§ **Short exercise**
Write out every entry word for word.

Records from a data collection
++++++++++
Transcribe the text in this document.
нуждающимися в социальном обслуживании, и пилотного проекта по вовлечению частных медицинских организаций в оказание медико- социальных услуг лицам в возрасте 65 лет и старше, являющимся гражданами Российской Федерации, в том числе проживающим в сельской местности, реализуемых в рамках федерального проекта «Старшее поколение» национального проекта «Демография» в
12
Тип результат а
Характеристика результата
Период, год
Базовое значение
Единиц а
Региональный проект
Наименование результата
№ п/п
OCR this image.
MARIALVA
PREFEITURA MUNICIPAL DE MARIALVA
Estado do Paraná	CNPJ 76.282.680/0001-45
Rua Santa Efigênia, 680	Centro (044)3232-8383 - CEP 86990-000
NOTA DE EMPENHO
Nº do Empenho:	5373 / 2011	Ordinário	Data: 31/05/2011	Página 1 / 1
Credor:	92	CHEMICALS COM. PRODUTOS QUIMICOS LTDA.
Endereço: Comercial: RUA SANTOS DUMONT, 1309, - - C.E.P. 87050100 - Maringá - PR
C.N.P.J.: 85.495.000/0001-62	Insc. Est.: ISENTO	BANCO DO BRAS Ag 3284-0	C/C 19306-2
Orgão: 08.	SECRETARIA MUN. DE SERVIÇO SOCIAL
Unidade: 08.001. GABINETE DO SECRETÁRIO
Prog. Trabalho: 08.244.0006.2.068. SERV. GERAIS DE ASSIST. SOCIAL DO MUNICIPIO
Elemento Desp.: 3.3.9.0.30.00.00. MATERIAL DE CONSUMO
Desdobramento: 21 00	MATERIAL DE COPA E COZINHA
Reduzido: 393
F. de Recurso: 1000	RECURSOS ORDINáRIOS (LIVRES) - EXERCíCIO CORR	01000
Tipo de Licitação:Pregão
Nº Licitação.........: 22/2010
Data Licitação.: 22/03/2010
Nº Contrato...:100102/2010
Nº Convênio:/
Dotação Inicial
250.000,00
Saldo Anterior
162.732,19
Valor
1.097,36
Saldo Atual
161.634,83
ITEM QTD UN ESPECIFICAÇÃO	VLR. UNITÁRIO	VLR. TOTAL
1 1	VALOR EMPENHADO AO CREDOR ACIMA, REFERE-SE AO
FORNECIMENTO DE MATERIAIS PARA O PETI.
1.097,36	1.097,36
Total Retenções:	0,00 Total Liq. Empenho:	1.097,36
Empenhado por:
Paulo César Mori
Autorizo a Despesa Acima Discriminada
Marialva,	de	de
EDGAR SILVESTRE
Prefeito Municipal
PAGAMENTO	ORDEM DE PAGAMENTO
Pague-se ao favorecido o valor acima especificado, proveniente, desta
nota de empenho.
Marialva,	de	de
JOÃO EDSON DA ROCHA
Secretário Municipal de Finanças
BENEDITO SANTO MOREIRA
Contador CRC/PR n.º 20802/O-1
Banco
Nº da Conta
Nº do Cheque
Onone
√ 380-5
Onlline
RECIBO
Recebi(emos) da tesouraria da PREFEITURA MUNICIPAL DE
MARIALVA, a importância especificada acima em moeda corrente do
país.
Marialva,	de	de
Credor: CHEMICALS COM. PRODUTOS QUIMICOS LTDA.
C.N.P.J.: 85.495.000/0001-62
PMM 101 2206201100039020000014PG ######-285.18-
++++++++++
§ **Solution to this exercise**
Transcribe the text in this document.
нуждающимися в социальном обслуживании, и пилотного проекта по вовлечению частных медицинских организаций в оказание медико- социальных услуг лицам в возрасте 65 лет и старше, являющимся гражданами Российской Федерации, в том числе проживающим в сельской местности, реализуемых в рамках федерального проекта «Старшее поколение» национального проекта «Демография» в
12
Тип результат а
Характеристика результата
Период, год
Базовое значение
Единиц а
Региональный проект
Наименование результата
№ п/п
OCR this image.
MARIALVA
PREFEITURA MUNICIPAL DE MARIALVA
Estado do Paraná	CNPJ 76.282.680/0001-45
Rua Santa Efigênia, 680	Centro (044)3232-8383 - CEP 86990-000
NOTA DE EMPENHO
Nº do Empenho:	5373 / 2011	Ordinário	Data: 31/05/2011	Página 1 / 1
Credor:	92	CHEMICALS COM. PRODUTOS QUIMICOS LTDA.
Endereço: Comercial: RUA SANTOS DUMONT, 1309, - - C.E.P. 87050100 - Maringá - PR
C.N.P.J.: 85.495.000/0001-62	Insc. Est.: ISENTO	BANCO DO BRAS Ag 3284-0	C/C 19306-2
Orgão: 08.	SECRETARIA MUN. DE SERVIÇO SOCIAL
Unidade: 08.001. GABINETE DO SECRETÁRIO
Prog. Trabalho: 08.244.0006.2.068. SERV. GERAIS DE ASSIST. SOCIAL DO MUNICIPIO
Elemento Desp.: 3.3.9.0.30.00.00. MATERIAL DE CONSUMO
Desdobramento: 21 00	MATERIAL DE COPA E COZINHA
Reduzido: 393
F. de Recurso: 1000	RECURSOS ORDINáRIOS (LIVRES) - EXERCíCIO CORR	01000
Tipo de Licitação:Pregão
Nº Licitação.........: 22/2010
Data Licitação.: 22/03/2010
Nº Contrato...:100102/2010
Nº Convênio:/
Dotação Inicial
250.000,00
Saldo Anterior
162.732,19
Valor
1.097,36
Saldo Atual
161.634,83
ITEM QTD UN ESPECIFICAÇÃO	VLR. UNITÁRIO	VLR. TOTAL
1 1	VALOR EMPENHADO AO CREDOR ACIMA, REFERE-SE AO
FORNECIMENTO DE MATERIAIS PARA O PETI.
1.097,36	1.097,36
Total Retenções:	0,00 Total Liq. Empenho:	1.097,36
Empenhado por:
Paulo César Mori
Autorizo a Despesa Acima Discriminada
Marialva,	de	de
EDGAR SILVESTRE
Prefeito Municipal
PAGAMENTO	ORDEM DE PAGAMENTO
Pague-se ao favorecido o valor acima especificado, proveniente, desta
nota de empenho.
Marialva,	de	de
JOÃO EDSON DA ROCHA
Secretário Municipal de Finanças
BENEDITO SANTO MOREIRA
Contador CRC/PR n.º 20802/O-1
Banco
Nº da Conta
Nº do Cheque
Onone
√ 380-5
Onlline
RECIBO
Recebi(emos) da tesouraria da PREFEITURA MUNICIPAL DE
MARIALVA, a importância especificada acima em moeda corrente do
país.
Marialva,	de	de
Credor: CHEMICALS COM. PRODUTOS QUIMICOS LTDA.
C.N.P.J.: 85.495.000/0001-62
PMM 101 2206201100039020000014PG ######-285.18-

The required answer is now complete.